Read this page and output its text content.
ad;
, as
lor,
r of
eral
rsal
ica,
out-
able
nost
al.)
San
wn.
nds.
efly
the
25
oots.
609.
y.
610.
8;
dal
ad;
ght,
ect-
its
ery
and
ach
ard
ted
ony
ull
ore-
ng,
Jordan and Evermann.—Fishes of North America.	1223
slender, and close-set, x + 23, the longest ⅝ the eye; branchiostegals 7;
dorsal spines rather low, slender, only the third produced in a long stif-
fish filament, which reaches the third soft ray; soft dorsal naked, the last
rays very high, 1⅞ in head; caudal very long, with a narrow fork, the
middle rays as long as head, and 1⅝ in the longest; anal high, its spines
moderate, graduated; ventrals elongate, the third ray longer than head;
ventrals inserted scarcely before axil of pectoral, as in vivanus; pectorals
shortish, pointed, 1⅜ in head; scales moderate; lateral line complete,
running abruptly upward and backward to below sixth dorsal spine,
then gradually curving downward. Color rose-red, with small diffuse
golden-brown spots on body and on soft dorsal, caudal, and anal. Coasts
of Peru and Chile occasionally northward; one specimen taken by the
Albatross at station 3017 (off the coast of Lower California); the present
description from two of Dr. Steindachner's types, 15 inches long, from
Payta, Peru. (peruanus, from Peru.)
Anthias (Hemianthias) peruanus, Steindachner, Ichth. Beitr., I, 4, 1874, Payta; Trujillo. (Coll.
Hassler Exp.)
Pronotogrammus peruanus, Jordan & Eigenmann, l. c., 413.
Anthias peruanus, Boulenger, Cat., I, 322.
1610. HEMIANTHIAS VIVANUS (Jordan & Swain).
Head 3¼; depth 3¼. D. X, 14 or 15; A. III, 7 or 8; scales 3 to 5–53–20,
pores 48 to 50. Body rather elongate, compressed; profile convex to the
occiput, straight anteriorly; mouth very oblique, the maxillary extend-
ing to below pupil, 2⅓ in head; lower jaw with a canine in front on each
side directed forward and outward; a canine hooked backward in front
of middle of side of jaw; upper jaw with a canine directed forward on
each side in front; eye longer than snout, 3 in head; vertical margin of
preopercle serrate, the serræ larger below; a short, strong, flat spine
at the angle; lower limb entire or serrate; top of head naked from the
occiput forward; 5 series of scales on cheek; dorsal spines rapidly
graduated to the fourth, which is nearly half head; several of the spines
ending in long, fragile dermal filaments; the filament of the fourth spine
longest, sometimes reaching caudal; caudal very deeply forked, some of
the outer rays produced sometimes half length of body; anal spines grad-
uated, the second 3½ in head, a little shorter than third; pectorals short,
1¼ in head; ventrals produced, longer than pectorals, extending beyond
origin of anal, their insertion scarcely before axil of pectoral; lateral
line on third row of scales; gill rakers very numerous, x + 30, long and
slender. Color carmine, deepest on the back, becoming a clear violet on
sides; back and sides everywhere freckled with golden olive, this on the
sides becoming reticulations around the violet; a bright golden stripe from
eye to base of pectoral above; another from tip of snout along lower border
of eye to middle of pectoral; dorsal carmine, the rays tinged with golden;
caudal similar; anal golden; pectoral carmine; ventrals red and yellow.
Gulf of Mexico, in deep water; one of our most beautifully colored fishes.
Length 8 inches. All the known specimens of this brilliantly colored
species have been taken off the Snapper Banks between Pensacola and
# # # #
__OBJECTIVE__: Using the listing, collect all lines in which the string "middle" is found.

__TASK ANSWER__:
middle rays as long as head, and 1⅝ in the longest; anal high, its spines
of middle of side of jaw; upper jaw with a canine directed forward on
of eye to middle of pectoral; dorsal carmine, the rays tinged with golden;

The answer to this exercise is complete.